(Data entries)
━━━━━━
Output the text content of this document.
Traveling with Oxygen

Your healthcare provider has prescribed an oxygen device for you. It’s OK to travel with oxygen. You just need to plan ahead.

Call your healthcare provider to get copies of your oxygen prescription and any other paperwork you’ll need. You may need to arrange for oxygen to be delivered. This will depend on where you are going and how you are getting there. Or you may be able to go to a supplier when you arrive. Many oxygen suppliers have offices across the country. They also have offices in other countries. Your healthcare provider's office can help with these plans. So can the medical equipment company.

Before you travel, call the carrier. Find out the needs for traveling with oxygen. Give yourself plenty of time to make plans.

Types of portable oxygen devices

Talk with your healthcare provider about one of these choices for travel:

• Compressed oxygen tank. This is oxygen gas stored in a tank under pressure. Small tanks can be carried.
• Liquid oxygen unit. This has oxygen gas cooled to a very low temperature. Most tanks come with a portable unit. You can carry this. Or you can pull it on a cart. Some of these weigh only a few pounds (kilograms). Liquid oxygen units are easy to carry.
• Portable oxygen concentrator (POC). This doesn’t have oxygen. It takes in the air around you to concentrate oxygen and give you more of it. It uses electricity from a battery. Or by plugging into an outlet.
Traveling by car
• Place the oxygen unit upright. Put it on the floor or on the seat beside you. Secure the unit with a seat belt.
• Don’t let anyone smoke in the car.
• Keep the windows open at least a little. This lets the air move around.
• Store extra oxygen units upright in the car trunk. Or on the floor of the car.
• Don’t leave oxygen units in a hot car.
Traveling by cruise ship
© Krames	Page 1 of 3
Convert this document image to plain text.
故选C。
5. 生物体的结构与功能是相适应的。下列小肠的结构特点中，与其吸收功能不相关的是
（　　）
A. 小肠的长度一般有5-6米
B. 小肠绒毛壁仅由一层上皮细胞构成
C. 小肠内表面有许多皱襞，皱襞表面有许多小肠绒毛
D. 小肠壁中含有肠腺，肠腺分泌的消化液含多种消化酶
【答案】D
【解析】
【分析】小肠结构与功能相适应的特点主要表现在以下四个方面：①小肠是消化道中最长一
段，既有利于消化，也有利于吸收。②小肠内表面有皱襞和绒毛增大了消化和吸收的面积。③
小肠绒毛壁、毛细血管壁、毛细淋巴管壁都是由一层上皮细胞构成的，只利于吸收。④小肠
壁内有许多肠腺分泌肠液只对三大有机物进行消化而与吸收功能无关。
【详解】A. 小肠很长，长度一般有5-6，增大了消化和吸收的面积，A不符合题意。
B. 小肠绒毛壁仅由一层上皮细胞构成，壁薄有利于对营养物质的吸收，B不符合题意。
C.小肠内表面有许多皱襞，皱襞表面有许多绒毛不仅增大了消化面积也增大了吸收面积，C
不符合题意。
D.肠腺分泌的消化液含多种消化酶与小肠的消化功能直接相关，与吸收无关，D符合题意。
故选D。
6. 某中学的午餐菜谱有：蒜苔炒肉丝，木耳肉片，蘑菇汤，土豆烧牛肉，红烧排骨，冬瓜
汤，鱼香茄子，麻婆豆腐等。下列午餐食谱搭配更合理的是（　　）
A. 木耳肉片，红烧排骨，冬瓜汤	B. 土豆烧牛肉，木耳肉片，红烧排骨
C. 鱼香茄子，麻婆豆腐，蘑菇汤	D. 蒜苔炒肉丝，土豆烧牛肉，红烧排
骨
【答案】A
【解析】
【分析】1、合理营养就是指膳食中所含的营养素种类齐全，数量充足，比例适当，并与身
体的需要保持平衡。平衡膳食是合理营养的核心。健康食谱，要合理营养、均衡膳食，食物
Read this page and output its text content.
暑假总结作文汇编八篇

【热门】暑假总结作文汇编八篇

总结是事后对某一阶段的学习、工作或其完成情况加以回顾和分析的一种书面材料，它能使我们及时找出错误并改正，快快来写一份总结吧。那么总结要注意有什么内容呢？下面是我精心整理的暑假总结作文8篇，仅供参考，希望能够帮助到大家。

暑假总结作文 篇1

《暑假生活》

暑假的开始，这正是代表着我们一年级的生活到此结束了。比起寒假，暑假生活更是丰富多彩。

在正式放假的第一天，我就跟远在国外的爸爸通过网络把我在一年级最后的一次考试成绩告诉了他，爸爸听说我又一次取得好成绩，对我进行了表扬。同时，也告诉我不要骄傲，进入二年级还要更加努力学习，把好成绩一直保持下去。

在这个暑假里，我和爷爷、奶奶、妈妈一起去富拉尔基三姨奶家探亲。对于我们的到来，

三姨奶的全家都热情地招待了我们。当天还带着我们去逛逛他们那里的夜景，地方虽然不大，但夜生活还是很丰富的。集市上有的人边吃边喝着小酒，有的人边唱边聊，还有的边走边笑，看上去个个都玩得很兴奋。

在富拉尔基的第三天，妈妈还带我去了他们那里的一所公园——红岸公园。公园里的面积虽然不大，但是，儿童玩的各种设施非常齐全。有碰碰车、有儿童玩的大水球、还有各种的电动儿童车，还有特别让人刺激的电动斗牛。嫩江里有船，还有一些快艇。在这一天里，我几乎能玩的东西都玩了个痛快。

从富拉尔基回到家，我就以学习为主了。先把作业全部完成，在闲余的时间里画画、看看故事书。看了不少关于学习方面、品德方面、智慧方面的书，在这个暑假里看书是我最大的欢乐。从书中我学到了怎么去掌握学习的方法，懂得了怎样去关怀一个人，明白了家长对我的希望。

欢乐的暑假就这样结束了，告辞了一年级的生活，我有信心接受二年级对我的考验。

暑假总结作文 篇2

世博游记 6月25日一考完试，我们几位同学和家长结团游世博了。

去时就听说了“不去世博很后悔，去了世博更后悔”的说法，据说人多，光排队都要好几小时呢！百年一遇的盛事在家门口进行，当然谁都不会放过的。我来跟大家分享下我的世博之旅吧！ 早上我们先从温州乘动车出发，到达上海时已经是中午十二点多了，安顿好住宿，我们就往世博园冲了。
━━━━━━
- _Aim_
List every line from the entries above in which "鱼香茄子" appears.

- _Output for this exercise_
汤，鱼香茄子，麻婆豆腐等。下列午餐食谱搭配更合理的是（　　）
C. 鱼香茄子，麻婆豆腐，蘑菇汤	D. 蒜苔炒肉丝，土豆烧牛肉，红烧排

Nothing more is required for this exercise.